Stored dataset items:
'''

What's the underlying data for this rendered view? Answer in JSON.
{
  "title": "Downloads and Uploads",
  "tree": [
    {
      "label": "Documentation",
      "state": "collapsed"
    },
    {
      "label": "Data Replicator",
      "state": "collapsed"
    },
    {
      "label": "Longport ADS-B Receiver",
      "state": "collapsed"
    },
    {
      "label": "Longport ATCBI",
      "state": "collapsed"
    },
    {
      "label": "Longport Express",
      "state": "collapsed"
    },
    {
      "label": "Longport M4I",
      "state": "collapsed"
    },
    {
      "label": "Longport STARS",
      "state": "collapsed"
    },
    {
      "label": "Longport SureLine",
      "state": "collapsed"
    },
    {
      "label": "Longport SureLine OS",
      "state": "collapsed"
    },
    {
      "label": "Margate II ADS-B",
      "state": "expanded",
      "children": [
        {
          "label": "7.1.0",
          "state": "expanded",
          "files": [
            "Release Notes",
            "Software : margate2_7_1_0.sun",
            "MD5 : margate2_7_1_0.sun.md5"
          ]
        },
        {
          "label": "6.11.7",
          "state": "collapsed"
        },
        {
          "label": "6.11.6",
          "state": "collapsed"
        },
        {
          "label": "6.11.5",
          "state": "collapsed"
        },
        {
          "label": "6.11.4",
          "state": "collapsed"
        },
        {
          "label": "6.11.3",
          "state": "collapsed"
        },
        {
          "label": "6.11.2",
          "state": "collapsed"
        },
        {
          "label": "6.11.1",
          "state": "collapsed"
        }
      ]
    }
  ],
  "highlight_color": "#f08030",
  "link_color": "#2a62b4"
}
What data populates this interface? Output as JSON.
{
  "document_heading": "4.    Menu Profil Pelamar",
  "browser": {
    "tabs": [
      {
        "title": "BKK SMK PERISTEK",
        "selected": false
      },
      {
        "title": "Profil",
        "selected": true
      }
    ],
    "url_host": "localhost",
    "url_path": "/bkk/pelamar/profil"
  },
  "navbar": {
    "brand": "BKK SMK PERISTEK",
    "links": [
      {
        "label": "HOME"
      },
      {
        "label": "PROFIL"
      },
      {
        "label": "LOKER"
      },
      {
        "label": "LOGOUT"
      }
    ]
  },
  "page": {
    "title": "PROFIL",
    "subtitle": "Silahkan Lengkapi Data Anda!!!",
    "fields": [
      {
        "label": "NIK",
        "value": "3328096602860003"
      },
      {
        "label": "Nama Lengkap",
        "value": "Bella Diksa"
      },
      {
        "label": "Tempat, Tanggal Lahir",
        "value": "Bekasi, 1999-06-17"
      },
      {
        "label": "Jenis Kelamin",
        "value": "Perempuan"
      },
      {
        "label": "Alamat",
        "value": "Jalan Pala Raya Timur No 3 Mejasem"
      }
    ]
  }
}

'''

* **The task**: Examine the listing and say how many of its lines contain the string "What". Give the number alone.

* **Expected output**: 2